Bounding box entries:

————

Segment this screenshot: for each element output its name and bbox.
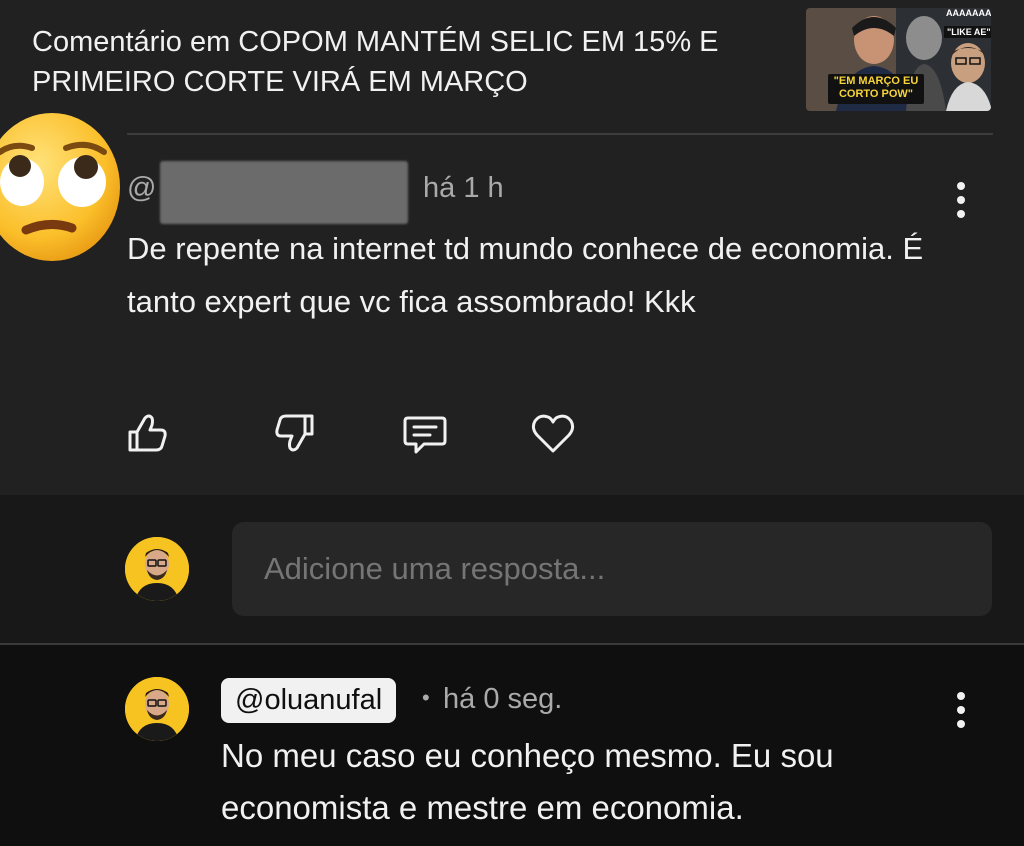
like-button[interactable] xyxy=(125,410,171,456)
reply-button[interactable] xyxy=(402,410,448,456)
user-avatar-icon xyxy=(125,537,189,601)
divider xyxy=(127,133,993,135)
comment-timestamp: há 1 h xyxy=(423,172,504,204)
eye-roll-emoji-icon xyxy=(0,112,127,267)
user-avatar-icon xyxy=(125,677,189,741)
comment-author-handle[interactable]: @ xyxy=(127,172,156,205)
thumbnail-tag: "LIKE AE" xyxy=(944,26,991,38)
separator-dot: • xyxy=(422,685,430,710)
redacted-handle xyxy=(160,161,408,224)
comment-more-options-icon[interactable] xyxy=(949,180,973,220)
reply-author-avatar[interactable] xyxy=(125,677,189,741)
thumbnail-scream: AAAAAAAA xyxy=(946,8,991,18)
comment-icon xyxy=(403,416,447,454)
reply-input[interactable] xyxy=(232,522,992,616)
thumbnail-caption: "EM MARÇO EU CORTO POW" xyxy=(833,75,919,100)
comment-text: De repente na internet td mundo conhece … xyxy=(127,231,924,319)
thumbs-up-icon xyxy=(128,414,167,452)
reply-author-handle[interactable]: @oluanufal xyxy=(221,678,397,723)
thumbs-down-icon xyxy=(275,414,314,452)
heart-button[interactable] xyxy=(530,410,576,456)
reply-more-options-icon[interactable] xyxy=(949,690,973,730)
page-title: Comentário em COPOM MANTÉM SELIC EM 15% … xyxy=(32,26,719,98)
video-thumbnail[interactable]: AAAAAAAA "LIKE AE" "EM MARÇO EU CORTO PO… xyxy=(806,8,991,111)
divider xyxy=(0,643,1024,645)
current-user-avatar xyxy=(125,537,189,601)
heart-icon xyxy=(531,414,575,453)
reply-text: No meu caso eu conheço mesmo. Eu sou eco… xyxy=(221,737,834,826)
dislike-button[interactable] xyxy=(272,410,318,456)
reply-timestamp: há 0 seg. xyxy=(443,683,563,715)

————

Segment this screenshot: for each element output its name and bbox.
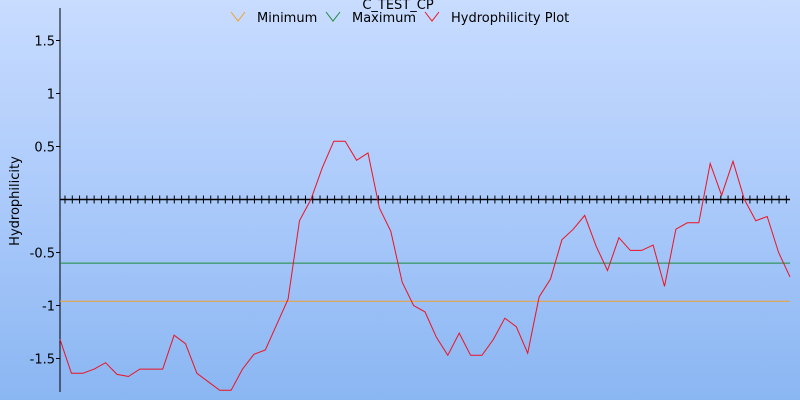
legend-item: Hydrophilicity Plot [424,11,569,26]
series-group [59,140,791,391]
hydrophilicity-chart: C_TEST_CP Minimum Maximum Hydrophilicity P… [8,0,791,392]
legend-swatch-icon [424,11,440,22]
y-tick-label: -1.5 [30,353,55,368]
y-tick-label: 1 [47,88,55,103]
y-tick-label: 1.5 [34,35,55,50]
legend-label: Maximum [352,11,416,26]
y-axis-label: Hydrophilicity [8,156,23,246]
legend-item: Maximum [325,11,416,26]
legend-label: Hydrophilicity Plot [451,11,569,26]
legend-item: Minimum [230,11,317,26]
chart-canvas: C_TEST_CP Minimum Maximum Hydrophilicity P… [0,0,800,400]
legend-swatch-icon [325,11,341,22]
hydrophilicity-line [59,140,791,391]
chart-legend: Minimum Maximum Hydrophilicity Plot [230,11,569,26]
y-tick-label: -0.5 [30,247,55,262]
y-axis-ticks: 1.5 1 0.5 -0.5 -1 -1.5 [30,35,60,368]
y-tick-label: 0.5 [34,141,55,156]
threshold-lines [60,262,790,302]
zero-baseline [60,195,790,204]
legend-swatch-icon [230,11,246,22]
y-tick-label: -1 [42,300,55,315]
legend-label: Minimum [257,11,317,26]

————

WORK REQUIRED ▸ Copy out the bounding box entries from the line with "legend-item: Hydrophilicity Plot" to the line with "legend-label: Maximum [352,11,416,26]", both included, without changing anything.

RESPONSE TO THE EXERCISE ▸
legend-item: Hydrophilicity Plot [424,11,569,26]
series-group [59,140,791,391]
hydrophilicity-chart: C_TEST_CP Minimum Maximum Hydrophilicity P… [8,0,791,392]
legend-swatch-icon [424,11,440,22]
y-tick-label: -1.5 [30,353,55,368]
y-tick-label: 1 [47,88,55,103]
y-tick-label: 1.5 [34,35,55,50]
legend-label: Maximum [352,11,416,26]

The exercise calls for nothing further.